** What is expected **
Which lines below hold the word "title"? Copy all of them.
[Start of Provided data]
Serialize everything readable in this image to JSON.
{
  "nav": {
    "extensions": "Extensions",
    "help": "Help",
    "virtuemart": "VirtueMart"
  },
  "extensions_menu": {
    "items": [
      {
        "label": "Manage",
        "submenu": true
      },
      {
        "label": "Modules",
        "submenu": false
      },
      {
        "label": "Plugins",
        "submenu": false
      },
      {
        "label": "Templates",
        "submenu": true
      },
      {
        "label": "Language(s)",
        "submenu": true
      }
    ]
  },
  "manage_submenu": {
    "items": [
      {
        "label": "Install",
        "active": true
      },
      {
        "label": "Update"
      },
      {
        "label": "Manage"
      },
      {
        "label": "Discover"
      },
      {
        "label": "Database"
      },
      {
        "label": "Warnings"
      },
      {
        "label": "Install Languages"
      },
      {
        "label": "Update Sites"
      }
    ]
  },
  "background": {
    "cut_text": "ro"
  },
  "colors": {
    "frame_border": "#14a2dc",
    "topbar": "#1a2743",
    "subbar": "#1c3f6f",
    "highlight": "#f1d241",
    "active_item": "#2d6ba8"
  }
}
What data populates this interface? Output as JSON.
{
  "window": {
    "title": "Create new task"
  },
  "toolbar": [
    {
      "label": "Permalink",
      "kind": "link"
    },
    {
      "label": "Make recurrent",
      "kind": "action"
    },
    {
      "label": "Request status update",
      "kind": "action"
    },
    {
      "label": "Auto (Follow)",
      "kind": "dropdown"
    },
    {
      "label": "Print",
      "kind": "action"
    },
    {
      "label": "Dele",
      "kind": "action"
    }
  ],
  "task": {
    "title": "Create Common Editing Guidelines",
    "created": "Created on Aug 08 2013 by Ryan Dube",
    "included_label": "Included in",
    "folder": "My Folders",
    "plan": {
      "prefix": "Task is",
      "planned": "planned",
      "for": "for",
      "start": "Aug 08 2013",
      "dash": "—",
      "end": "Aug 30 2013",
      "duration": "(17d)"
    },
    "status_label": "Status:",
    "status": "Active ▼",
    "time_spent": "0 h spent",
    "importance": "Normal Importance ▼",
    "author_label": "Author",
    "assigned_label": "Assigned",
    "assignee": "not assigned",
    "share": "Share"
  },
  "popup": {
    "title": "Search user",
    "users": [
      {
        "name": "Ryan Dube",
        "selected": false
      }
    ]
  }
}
[End of Provided data]
** Final result **
    "title": "Create new task"
    "title": "Create Common Editing Guidelines",
    "title": "Search user",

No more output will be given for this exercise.